GIVEN TASK: Search the listing for "Батакоевское" and copy every line where it appears.

-- begin RECORDS TO PROCESS --

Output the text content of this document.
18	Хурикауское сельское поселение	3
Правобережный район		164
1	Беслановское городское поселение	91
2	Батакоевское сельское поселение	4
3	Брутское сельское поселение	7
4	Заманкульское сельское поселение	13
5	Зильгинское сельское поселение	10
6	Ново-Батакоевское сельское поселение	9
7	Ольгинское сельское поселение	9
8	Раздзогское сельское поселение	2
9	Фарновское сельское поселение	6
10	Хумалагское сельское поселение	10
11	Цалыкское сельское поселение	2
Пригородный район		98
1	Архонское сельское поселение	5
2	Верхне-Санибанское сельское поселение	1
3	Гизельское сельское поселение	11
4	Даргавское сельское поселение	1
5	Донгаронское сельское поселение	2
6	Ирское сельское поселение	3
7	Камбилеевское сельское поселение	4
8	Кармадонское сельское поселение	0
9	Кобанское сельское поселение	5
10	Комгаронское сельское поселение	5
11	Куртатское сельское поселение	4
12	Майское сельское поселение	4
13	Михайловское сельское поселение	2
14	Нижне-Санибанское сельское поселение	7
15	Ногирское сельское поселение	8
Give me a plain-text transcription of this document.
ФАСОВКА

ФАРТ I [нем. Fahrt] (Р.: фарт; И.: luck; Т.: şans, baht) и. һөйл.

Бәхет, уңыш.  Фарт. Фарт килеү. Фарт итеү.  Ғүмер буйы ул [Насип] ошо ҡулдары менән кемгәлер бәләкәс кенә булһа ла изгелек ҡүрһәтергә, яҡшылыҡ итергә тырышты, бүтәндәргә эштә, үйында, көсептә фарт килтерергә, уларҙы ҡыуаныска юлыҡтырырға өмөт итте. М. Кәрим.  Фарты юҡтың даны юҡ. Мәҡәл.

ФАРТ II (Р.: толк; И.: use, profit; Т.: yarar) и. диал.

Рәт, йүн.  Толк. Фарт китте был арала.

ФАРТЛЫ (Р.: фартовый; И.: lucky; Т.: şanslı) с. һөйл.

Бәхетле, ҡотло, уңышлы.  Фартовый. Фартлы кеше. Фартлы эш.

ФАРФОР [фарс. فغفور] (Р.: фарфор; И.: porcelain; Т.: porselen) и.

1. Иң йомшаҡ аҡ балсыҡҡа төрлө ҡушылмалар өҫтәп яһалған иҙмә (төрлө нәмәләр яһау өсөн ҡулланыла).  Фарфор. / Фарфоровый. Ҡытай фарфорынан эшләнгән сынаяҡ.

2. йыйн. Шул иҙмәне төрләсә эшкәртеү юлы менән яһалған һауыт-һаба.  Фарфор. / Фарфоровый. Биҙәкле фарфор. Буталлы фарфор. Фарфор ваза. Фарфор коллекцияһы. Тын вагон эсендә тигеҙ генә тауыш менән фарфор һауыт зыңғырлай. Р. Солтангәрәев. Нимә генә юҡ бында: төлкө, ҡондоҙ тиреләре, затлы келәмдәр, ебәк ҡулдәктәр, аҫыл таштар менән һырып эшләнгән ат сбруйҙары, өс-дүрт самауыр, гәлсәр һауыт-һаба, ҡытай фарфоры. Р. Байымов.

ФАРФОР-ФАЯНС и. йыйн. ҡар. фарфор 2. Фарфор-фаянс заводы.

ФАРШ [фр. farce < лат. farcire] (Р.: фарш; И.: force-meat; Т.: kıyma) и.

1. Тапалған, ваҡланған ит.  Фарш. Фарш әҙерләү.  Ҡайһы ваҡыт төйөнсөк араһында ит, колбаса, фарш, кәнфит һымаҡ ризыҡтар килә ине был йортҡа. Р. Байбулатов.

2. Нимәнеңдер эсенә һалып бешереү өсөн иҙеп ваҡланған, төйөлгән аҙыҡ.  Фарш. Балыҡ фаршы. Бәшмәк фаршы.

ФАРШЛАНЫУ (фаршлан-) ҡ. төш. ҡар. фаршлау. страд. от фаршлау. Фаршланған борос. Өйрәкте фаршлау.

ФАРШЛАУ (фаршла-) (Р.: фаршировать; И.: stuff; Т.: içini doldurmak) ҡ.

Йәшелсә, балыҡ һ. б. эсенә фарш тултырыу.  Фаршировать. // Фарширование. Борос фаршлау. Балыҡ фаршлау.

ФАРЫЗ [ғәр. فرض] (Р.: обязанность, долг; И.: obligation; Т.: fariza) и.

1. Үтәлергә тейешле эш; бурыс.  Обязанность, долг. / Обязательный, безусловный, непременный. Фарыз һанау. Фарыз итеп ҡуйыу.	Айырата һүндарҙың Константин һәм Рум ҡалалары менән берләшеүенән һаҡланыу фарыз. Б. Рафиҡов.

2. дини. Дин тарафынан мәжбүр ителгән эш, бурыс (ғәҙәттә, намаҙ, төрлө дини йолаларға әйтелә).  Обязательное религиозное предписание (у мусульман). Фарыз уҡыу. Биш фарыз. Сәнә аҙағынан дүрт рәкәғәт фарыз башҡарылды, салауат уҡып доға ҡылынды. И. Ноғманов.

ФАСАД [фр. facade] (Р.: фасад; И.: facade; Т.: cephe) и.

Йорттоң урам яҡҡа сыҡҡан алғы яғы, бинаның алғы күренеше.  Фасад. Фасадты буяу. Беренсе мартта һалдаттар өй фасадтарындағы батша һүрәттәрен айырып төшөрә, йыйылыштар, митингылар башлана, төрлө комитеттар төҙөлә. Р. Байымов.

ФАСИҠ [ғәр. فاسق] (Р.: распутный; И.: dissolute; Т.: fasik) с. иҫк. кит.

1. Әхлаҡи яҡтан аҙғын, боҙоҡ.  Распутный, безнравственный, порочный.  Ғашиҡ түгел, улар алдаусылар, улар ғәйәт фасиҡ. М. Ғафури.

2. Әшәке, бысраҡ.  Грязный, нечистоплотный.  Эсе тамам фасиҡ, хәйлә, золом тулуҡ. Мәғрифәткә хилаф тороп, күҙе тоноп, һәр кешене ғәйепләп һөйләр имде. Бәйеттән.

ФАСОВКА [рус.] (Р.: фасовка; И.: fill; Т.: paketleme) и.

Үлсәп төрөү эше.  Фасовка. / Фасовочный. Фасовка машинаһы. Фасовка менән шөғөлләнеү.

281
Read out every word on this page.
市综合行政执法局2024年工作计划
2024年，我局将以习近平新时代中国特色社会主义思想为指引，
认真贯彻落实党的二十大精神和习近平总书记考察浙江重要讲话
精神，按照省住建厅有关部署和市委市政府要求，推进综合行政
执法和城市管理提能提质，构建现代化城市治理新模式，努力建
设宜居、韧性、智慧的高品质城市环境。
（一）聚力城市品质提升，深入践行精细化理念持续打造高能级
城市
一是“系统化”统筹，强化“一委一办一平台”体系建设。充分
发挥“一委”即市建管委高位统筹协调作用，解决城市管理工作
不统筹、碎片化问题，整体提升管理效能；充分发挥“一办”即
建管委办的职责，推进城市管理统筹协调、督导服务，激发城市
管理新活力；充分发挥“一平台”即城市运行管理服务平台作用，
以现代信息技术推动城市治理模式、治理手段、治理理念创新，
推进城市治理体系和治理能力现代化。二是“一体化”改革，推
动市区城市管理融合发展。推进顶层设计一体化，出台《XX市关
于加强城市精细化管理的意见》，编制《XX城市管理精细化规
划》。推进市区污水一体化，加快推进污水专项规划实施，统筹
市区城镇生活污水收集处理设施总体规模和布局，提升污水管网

-- end RECORDS TO PROCESS --

WORKED SOLUTION:
2	Батакоевское сельское поселение	4
6	Ново-Батакоевское сельское поселение	9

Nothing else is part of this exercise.